Dataset records =
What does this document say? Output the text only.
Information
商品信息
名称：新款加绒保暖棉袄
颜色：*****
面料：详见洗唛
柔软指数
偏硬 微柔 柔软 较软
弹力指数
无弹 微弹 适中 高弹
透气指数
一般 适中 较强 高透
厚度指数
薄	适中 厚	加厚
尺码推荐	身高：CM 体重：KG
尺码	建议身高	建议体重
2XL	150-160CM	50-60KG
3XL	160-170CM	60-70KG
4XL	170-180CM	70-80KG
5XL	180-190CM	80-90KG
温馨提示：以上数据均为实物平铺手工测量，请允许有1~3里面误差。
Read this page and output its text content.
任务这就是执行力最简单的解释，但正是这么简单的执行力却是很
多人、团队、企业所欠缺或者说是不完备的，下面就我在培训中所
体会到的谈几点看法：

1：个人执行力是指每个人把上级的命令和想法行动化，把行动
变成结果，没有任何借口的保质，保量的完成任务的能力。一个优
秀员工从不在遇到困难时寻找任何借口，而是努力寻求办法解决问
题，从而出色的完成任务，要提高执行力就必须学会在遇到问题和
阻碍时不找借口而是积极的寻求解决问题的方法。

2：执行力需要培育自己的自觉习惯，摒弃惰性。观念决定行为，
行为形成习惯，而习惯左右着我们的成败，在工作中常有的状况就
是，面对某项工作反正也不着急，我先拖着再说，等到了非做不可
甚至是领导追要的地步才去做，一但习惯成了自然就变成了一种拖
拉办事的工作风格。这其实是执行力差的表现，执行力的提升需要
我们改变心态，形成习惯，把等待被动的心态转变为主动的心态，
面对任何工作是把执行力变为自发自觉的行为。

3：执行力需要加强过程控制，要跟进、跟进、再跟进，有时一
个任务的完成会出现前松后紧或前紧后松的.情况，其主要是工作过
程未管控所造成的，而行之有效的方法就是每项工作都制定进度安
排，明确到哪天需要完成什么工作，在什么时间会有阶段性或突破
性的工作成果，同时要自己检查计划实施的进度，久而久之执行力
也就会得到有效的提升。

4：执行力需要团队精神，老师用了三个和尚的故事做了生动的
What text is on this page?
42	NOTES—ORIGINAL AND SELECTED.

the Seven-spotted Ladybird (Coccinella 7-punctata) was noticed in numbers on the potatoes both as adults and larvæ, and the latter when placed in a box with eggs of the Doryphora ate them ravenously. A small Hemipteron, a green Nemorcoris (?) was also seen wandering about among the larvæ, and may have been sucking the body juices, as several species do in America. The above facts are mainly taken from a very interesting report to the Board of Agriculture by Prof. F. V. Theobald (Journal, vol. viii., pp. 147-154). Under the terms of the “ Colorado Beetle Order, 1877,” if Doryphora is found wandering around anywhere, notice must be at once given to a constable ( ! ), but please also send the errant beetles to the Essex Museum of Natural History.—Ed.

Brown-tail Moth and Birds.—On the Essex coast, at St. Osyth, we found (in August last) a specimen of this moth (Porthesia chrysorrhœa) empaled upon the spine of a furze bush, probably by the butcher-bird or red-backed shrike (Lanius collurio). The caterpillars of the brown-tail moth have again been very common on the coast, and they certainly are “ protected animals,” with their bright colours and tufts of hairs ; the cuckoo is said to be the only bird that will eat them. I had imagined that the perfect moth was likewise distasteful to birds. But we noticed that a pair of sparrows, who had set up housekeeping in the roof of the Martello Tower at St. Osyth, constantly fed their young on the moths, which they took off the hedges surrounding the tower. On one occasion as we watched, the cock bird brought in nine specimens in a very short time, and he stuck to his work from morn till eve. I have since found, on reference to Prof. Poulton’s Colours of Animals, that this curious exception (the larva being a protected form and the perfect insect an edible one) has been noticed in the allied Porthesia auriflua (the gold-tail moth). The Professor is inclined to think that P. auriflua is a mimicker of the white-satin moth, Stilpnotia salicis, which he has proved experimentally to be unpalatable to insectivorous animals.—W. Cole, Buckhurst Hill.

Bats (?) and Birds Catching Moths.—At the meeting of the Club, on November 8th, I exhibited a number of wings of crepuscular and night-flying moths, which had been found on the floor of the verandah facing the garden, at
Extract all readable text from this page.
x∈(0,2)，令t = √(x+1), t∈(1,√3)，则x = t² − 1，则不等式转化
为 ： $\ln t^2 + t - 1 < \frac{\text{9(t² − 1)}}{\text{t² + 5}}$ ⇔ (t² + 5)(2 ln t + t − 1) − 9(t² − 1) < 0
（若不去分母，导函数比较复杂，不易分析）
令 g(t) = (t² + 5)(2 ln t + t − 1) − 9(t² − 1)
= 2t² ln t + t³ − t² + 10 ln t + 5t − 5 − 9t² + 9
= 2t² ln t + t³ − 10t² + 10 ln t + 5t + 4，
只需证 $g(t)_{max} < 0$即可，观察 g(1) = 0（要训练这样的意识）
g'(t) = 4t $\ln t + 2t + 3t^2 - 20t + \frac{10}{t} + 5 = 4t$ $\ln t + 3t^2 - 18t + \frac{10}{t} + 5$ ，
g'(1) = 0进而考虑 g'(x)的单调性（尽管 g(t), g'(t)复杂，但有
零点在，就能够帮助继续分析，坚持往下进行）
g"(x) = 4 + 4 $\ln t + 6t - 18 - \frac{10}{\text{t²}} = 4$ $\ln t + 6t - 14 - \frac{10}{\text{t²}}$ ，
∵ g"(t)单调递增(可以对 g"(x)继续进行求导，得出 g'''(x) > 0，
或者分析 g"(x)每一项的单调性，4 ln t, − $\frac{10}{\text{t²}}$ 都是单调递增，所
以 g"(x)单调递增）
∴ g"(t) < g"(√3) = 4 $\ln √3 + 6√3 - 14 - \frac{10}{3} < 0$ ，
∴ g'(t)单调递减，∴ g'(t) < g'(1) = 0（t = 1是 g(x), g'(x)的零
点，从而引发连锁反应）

Problem description =
Check each line in the listing above for the string "this", then report how many lines contain it, with no other text.

Written answer =
5